* [What you need to do]:
Reproduce each line exactly, including spacing and punctuation.

* [Records contained in a dataset]:
[START]

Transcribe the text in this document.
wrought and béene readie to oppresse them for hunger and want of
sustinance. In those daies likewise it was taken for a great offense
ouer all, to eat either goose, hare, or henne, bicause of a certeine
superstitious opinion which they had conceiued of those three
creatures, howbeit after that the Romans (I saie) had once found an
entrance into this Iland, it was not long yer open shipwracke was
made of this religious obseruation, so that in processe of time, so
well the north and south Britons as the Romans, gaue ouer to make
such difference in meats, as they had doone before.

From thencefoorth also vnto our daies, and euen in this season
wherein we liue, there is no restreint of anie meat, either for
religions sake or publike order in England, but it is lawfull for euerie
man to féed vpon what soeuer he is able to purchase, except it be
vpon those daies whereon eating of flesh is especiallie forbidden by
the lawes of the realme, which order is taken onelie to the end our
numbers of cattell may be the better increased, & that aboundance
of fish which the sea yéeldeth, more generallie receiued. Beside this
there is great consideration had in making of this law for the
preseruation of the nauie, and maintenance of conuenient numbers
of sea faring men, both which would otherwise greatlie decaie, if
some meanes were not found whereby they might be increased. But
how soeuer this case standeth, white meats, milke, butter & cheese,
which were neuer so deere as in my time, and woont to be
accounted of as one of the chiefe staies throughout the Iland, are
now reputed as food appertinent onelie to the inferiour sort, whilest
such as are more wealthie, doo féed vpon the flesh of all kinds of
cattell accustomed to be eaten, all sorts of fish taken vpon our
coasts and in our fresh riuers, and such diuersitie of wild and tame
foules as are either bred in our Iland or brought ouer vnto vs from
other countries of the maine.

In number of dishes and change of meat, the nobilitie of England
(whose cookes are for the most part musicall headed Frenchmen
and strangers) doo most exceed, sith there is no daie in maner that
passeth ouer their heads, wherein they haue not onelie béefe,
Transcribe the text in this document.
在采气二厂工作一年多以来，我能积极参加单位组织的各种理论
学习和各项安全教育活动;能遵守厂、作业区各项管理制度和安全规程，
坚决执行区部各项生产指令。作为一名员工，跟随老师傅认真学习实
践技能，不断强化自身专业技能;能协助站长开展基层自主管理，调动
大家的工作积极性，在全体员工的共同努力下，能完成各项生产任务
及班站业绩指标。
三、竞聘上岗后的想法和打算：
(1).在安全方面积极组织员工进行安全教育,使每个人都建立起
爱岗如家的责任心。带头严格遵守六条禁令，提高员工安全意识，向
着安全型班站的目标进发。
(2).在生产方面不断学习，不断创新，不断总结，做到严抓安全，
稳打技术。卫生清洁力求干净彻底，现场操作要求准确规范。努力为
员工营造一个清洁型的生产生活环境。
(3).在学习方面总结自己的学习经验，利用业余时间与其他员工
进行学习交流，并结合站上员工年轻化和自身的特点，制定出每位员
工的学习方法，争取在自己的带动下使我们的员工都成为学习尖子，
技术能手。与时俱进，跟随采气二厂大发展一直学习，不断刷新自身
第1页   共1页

[END]

* [Response to the exercise]:
Transcribe the text in this document.
wrought and béene readie to oppresse them for hunger and want of
sustinance. In those daies likewise it was taken for a great offense
ouer all, to eat either goose, hare, or henne, bicause of a certeine
superstitious opinion which they had conceiued of those three
creatures, howbeit after that the Romans (I saie) had once found an
entrance into this Iland, it was not long yer open shipwracke was
made of this religious obseruation, so that in processe of time, so
well the north and south Britons as the Romans, gaue ouer to make
such difference in meats, as they had doone before.

From thencefoorth also vnto our daies, and euen in this season
wherein we liue, there is no restreint of anie meat, either for
religions sake or publike order in England, but it is lawfull for euerie
man to féed vpon what soeuer he is able to purchase, except it be
vpon those daies whereon eating of flesh is especiallie forbidden by
the lawes of the realme, which order is taken onelie to the end our
numbers of cattell may be the better increased, & that aboundance
of fish which the sea yéeldeth, more generallie receiued. Beside this
there is great consideration had in making of this law for the
preseruation of the nauie, and maintenance of conuenient numbers
of sea faring men, both which would otherwise greatlie decaie, if
some meanes were not found whereby they might be increased. But
how soeuer this case standeth, white meats, milke, butter & cheese,
which were neuer so deere as in my time, and woont to be
accounted of as one of the chiefe staies throughout the Iland, are
now reputed as food appertinent onelie to the inferiour sort, whilest
such as are more wealthie, doo féed vpon the flesh of all kinds of
cattell accustomed to be eaten, all sorts of fish taken vpon our
coasts and in our fresh riuers, and such diuersitie of wild and tame
foules as are either bred in our Iland or brought ouer vnto vs from
other countries of the maine.

In number of dishes and change of meat, the nobilitie of England
(whose cookes are for the most part musicall headed Frenchmen
and strangers) doo most exceed, sith there is no daie in maner that
passeth ouer their heads, wherein they haue not onelie béefe,
Transcribe the text in this document.
在采气二厂工作一年多以来，我能积极参加单位组织的各种理论
学习和各项安全教育活动;能遵守厂、作业区各项管理制度和安全规程，
坚决执行区部各项生产指令。作为一名员工，跟随老师傅认真学习实
践技能，不断强化自身专业技能;能协助站长开展基层自主管理，调动
大家的工作积极性，在全体员工的共同努力下，能完成各项生产任务
及班站业绩指标。
三、竞聘上岗后的想法和打算：
(1).在安全方面积极组织员工进行安全教育,使每个人都建立起
爱岗如家的责任心。带头严格遵守六条禁令，提高员工安全意识，向
着安全型班站的目标进发。
(2).在生产方面不断学习，不断创新，不断总结，做到严抓安全，
稳打技术。卫生清洁力求干净彻底，现场操作要求准确规范。努力为
员工营造一个清洁型的生产生活环境。
(3).在学习方面总结自己的学习经验，利用业余时间与其他员工
进行学习交流，并结合站上员工年轻化和自身的特点，制定出每位员
工的学习方法，争取在自己的带动下使我们的员工都成为学习尖子，
技术能手。与时俱进，跟随采气二厂大发展一直学习，不断刷新自身
第1页   共1页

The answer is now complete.